Copy the lines word for word, starting at the first line of the records and ending after the line that contains "x-tick-label: 5 (167, 502, 179, 527)".

— start Extracted material —

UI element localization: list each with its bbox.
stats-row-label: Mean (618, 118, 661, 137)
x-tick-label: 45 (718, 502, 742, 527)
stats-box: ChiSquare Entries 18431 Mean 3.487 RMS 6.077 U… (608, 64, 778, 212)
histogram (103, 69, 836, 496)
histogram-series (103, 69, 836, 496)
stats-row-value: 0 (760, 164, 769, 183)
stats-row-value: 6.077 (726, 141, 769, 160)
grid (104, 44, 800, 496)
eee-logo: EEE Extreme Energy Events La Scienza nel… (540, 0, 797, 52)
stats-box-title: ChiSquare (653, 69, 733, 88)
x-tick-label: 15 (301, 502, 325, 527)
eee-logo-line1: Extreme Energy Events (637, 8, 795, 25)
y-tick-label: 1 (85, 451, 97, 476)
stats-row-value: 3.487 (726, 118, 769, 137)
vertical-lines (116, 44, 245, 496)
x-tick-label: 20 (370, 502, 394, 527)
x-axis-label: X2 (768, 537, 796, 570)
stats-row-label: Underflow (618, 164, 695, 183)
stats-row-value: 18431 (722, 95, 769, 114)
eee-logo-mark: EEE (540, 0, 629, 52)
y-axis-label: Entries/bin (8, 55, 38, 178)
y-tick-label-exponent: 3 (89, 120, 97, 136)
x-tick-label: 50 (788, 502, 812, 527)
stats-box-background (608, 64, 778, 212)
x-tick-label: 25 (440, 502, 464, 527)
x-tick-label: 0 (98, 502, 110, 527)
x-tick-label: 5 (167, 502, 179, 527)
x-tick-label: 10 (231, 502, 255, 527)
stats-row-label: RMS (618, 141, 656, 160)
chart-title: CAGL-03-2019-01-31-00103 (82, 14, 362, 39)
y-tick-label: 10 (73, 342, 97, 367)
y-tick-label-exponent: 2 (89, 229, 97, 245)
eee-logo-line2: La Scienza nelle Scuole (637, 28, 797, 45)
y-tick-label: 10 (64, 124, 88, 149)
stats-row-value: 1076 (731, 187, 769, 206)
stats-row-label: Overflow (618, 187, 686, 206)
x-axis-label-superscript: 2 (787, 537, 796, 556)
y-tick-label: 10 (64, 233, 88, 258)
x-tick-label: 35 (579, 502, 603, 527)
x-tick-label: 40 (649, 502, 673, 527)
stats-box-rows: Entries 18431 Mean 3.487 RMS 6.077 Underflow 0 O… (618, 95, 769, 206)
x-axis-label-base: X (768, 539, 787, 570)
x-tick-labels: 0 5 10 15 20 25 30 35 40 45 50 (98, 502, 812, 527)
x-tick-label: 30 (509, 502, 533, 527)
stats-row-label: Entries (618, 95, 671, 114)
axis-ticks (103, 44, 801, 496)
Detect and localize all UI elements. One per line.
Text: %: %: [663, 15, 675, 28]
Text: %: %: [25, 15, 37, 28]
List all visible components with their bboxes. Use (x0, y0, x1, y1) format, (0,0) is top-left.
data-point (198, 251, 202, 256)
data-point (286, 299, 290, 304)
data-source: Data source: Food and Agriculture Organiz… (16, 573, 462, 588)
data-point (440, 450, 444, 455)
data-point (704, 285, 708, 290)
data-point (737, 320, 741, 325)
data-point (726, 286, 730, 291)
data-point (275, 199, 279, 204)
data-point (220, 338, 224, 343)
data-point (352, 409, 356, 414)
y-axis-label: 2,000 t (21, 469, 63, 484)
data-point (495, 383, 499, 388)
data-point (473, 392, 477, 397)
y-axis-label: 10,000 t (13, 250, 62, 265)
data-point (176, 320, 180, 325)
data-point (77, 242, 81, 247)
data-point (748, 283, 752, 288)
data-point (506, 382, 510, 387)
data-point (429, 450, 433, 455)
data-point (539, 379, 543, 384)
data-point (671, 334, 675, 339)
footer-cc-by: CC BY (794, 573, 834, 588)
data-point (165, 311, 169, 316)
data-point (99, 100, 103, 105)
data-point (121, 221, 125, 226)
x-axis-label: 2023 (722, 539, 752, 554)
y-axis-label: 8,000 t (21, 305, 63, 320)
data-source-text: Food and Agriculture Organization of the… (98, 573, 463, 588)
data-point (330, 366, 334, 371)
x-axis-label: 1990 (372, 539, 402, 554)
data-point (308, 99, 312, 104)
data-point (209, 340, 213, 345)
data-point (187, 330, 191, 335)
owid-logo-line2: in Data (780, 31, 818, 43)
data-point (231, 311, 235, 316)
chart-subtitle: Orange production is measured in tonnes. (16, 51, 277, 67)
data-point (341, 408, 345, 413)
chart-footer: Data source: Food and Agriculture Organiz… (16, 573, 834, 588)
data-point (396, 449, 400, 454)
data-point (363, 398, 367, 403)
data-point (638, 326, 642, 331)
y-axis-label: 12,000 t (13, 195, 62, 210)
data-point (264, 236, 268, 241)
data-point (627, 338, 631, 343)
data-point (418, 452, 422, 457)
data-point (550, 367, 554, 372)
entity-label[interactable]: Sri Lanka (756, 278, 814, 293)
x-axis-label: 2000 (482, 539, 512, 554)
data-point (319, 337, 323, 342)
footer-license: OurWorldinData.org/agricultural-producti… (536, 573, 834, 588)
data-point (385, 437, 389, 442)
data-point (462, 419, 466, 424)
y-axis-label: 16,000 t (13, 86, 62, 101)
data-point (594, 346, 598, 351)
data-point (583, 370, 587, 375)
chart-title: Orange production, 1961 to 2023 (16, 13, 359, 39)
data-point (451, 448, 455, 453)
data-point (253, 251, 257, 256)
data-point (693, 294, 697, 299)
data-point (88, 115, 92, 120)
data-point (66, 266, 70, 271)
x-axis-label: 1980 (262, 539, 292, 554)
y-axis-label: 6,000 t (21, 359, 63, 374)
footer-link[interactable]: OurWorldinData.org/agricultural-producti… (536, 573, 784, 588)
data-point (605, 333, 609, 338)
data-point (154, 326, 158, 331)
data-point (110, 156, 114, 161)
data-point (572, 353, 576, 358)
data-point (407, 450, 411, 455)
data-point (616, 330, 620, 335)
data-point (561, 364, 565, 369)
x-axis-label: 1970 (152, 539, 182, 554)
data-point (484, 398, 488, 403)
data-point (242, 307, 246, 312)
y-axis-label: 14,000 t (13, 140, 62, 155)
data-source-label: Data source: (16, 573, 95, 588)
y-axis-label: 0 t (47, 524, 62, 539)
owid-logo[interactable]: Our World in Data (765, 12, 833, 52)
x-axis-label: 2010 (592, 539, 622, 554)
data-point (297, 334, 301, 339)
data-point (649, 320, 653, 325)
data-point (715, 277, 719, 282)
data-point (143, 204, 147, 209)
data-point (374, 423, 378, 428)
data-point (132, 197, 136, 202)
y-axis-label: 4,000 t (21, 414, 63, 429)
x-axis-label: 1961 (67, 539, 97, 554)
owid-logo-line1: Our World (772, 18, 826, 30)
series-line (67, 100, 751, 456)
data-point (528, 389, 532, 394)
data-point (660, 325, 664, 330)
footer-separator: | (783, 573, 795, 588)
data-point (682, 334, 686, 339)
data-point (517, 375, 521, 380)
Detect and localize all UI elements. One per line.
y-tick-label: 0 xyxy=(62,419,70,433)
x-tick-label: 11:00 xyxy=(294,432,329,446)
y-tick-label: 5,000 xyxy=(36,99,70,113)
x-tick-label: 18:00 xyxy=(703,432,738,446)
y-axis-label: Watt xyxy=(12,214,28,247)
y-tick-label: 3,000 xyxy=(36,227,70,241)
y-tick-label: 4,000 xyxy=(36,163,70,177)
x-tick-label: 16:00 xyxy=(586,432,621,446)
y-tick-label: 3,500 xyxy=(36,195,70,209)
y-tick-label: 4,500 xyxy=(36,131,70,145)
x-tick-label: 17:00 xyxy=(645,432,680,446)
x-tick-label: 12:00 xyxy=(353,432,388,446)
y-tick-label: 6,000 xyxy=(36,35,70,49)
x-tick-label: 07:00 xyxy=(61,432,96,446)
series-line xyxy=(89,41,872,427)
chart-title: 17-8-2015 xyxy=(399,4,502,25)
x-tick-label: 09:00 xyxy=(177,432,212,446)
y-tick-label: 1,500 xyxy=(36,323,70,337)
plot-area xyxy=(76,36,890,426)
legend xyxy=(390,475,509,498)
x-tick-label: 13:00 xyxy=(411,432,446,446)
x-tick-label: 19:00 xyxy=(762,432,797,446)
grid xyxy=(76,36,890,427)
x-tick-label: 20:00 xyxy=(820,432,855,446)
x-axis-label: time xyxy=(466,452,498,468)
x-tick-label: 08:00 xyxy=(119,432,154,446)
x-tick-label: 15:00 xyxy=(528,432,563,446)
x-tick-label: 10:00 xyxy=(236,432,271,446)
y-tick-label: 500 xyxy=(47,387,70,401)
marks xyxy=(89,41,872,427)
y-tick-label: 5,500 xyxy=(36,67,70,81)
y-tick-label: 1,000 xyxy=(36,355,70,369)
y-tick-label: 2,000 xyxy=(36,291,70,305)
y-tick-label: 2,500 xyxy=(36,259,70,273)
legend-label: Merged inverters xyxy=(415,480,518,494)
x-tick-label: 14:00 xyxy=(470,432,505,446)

— end Extracted material —

= Problem solution =
UI element localization: list each with its bbox.
stats-row-label: Mean (618, 118, 661, 137)
x-tick-label: 45 (718, 502, 742, 527)
stats-box: ChiSquare Entries 18431 Mean 3.487 RMS 6.077 U… (608, 64, 778, 212)
histogram (103, 69, 836, 496)
histogram-series (103, 69, 836, 496)
stats-row-value: 0 (760, 164, 769, 183)
stats-row-value: 6.077 (726, 141, 769, 160)
grid (104, 44, 800, 496)
eee-logo: EEE Extreme Energy Events La Scienza nel… (540, 0, 797, 52)
stats-box-title: ChiSquare (653, 69, 733, 88)
x-tick-label: 15 (301, 502, 325, 527)
eee-logo-line1: Extreme Energy Events (637, 8, 795, 25)
y-tick-label: 1 (85, 451, 97, 476)
stats-row-value: 3.487 (726, 118, 769, 137)
vertical-lines (116, 44, 245, 496)
x-tick-label: 20 (370, 502, 394, 527)
x-axis-label: X2 (768, 537, 796, 570)
stats-row-label: Underflow (618, 164, 695, 183)
stats-row-value: 18431 (722, 95, 769, 114)
eee-logo-mark: EEE (540, 0, 629, 52)
y-axis-label: Entries/bin (8, 55, 38, 178)
y-tick-label-exponent: 3 (89, 120, 97, 136)
x-tick-label: 50 (788, 502, 812, 527)
stats-box-background (608, 64, 778, 212)
x-tick-label: 25 (440, 502, 464, 527)
x-tick-label: 0 (98, 502, 110, 527)
x-tick-label: 5 (167, 502, 179, 527)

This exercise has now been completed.